## Your goal
Pull each line containing "author" out of the data and copy it.

[Records excerpted from a collection]
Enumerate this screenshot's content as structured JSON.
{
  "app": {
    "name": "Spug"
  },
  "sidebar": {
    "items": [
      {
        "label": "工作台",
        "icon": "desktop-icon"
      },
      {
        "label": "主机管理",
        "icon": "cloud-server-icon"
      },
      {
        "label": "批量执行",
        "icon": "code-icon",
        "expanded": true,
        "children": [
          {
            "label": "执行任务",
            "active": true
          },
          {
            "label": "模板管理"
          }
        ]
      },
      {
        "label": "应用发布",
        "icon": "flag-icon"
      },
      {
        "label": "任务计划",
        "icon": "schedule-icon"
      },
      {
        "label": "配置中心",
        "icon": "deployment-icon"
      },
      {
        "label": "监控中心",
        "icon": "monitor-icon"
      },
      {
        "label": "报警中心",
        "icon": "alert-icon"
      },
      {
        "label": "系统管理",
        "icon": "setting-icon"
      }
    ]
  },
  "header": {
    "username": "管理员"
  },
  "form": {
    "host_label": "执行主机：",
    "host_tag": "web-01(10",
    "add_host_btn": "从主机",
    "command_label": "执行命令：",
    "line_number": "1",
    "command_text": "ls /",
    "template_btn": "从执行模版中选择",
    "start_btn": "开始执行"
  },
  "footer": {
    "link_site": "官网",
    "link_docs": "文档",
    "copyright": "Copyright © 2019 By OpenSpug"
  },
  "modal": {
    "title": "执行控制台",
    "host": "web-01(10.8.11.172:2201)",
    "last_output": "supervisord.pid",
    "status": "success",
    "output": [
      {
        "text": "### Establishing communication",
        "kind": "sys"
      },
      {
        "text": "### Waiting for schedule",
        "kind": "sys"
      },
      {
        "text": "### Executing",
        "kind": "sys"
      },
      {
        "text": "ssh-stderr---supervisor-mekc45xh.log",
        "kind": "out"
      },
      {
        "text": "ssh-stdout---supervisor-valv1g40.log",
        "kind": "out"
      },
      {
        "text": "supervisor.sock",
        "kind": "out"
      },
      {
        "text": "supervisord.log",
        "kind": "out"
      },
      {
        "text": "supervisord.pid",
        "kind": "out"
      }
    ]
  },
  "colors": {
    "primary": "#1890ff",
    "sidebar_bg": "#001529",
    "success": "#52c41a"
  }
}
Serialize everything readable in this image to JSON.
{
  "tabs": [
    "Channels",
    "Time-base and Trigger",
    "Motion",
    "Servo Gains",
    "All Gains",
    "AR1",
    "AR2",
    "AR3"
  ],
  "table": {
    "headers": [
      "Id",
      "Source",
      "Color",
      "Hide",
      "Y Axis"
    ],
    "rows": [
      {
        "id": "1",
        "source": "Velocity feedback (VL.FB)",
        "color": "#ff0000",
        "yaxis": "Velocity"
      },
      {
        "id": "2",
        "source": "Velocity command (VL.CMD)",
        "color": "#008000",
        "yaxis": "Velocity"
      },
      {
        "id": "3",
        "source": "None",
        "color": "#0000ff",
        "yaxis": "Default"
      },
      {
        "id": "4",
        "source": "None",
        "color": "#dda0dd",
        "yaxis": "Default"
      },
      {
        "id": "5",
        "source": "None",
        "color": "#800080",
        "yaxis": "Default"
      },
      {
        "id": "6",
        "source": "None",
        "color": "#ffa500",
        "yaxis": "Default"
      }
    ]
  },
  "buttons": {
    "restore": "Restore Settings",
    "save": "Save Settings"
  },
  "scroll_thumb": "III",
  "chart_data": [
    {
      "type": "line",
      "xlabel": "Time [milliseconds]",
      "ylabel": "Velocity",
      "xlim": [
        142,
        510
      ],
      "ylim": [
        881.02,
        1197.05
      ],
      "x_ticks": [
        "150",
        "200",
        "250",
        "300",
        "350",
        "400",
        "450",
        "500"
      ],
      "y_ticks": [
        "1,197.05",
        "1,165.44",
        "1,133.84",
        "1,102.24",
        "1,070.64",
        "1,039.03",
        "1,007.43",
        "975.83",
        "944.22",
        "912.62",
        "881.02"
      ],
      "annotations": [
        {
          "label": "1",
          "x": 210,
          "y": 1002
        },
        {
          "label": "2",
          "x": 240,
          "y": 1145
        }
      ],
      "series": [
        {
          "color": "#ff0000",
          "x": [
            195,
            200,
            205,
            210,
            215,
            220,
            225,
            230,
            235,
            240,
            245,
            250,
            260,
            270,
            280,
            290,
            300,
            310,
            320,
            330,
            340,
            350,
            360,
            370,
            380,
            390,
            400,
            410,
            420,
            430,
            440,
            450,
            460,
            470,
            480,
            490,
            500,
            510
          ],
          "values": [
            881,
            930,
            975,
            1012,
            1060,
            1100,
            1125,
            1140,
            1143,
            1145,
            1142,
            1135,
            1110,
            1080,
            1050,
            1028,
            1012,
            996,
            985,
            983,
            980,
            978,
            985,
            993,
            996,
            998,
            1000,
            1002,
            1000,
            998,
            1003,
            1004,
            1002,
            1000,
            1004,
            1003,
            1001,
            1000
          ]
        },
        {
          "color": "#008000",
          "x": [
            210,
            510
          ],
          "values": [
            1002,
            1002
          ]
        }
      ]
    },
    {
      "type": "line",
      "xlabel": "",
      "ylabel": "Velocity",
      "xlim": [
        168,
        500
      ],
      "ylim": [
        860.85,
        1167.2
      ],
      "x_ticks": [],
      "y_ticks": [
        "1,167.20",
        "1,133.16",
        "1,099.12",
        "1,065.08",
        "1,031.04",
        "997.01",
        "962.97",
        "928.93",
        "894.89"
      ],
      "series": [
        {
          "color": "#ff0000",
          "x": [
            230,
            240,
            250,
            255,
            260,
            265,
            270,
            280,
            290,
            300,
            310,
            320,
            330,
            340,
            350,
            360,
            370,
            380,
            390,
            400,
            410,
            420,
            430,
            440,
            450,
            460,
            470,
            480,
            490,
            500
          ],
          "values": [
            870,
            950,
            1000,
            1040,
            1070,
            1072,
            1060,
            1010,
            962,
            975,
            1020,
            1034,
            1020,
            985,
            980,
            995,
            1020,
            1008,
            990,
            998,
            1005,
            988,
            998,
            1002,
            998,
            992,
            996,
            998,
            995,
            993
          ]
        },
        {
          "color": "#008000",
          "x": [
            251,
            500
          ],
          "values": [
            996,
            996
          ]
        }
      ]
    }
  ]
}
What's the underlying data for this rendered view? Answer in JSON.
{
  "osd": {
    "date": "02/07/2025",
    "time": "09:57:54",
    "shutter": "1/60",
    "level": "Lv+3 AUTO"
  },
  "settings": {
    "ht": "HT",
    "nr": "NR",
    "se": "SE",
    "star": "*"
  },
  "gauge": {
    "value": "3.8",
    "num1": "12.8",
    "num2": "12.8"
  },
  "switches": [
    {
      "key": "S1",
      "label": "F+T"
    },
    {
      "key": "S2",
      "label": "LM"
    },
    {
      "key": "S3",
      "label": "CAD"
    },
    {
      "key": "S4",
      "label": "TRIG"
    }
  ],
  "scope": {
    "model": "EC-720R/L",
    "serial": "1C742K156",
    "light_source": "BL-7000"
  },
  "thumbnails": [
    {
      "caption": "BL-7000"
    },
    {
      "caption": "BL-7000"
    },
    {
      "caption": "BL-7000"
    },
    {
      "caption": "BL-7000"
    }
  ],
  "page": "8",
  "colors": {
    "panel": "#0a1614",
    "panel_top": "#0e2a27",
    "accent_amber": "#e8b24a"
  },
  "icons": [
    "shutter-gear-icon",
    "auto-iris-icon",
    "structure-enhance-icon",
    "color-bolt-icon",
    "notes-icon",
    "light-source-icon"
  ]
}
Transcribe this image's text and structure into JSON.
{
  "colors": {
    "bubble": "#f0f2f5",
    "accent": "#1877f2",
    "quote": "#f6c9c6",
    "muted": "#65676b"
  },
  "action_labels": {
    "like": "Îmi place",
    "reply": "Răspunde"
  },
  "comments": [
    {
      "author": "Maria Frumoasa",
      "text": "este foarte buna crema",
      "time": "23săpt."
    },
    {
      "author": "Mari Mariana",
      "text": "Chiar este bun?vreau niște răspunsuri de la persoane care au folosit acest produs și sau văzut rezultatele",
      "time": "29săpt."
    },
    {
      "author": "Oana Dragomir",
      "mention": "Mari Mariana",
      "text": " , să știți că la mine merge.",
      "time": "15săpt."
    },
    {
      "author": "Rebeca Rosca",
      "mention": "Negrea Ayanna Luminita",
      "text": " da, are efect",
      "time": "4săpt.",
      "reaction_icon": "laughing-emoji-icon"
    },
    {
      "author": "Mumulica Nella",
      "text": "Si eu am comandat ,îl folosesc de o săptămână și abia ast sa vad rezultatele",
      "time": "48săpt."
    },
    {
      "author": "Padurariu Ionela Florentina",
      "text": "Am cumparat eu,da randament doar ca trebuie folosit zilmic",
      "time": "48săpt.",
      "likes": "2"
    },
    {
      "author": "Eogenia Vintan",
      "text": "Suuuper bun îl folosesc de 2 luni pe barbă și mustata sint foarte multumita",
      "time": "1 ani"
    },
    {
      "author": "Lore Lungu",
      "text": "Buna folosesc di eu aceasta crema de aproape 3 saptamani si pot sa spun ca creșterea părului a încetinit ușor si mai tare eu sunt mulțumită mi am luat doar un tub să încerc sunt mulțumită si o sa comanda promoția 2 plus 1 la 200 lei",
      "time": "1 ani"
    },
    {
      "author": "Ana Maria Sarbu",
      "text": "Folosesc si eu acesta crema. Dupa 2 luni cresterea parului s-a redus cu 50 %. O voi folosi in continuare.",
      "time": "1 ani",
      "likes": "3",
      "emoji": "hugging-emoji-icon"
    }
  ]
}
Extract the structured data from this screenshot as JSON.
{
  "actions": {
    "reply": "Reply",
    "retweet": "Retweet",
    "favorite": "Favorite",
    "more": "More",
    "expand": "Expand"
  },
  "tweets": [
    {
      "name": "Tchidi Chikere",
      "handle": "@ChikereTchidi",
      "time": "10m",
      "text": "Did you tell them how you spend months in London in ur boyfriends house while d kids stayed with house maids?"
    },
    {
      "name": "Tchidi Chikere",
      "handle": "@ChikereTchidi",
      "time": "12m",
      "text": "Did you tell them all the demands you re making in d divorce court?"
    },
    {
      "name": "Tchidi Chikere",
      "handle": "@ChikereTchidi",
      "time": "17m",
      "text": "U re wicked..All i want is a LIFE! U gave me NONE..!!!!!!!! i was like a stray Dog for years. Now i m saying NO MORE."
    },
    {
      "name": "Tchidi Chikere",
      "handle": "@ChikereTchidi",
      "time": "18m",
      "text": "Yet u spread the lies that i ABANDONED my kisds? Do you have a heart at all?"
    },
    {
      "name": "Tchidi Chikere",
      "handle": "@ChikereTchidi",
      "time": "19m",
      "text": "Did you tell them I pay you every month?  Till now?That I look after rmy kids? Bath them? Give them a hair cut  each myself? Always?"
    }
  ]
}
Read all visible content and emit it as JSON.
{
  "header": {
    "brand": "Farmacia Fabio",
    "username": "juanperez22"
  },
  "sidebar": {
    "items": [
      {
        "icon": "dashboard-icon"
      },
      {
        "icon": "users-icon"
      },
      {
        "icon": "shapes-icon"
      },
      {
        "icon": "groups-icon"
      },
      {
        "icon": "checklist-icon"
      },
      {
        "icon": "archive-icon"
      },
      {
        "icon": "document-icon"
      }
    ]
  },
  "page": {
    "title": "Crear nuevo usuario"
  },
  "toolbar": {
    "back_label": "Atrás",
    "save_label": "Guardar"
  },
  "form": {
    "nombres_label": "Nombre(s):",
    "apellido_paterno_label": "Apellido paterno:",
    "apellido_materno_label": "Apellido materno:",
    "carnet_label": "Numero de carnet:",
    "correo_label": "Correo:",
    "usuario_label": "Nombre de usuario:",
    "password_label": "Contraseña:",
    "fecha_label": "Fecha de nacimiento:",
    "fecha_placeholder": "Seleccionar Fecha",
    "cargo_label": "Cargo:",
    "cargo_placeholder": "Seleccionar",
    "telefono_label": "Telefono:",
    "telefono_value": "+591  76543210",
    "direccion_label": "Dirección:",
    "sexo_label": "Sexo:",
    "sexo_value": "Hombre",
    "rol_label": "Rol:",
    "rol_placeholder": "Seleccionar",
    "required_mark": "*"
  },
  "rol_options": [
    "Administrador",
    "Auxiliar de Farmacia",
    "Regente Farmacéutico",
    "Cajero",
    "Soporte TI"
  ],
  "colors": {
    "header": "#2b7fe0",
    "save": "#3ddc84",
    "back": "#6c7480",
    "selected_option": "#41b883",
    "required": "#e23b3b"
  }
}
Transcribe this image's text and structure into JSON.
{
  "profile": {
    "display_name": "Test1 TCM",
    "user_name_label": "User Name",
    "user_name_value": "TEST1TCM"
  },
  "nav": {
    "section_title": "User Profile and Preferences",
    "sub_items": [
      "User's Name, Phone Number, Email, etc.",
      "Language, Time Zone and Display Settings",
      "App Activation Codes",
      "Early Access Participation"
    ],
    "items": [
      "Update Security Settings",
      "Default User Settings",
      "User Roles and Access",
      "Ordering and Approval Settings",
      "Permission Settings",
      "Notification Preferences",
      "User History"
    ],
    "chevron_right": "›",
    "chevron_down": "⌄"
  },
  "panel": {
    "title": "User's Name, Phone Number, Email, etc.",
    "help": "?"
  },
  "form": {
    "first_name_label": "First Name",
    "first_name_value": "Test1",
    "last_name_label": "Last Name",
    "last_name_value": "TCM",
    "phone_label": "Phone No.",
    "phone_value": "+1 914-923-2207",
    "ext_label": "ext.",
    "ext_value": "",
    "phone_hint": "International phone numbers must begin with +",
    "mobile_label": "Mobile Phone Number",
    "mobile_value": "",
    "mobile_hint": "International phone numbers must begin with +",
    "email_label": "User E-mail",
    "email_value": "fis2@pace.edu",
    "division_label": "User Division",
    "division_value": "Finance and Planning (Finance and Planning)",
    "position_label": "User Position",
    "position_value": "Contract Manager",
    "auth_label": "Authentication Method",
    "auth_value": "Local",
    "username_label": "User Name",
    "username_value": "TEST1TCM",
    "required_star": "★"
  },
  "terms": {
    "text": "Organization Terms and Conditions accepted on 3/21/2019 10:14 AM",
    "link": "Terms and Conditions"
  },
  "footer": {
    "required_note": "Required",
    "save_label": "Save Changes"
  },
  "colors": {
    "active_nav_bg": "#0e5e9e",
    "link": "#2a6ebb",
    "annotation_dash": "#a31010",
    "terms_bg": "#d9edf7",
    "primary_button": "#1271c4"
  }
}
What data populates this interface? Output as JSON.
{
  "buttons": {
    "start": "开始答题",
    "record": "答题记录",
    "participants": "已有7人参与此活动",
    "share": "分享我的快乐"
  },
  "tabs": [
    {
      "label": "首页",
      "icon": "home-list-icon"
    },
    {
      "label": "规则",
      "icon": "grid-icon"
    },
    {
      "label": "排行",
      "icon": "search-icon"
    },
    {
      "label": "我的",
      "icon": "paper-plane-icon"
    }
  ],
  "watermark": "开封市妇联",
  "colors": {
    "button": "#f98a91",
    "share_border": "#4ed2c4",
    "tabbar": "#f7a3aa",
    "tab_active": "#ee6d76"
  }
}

## Answer for this exercise
      "author": "Maria Frumoasa",
      "author": "Mari Mariana",
      "author": "Oana Dragomir",
      "author": "Rebeca Rosca",
      "author": "Mumulica Nella",
      "author": "Padurariu Ionela Florentina",
      "author": "Eogenia Vintan",
      "author": "Lore Lungu",
      "author": "Ana Maria Sarbu",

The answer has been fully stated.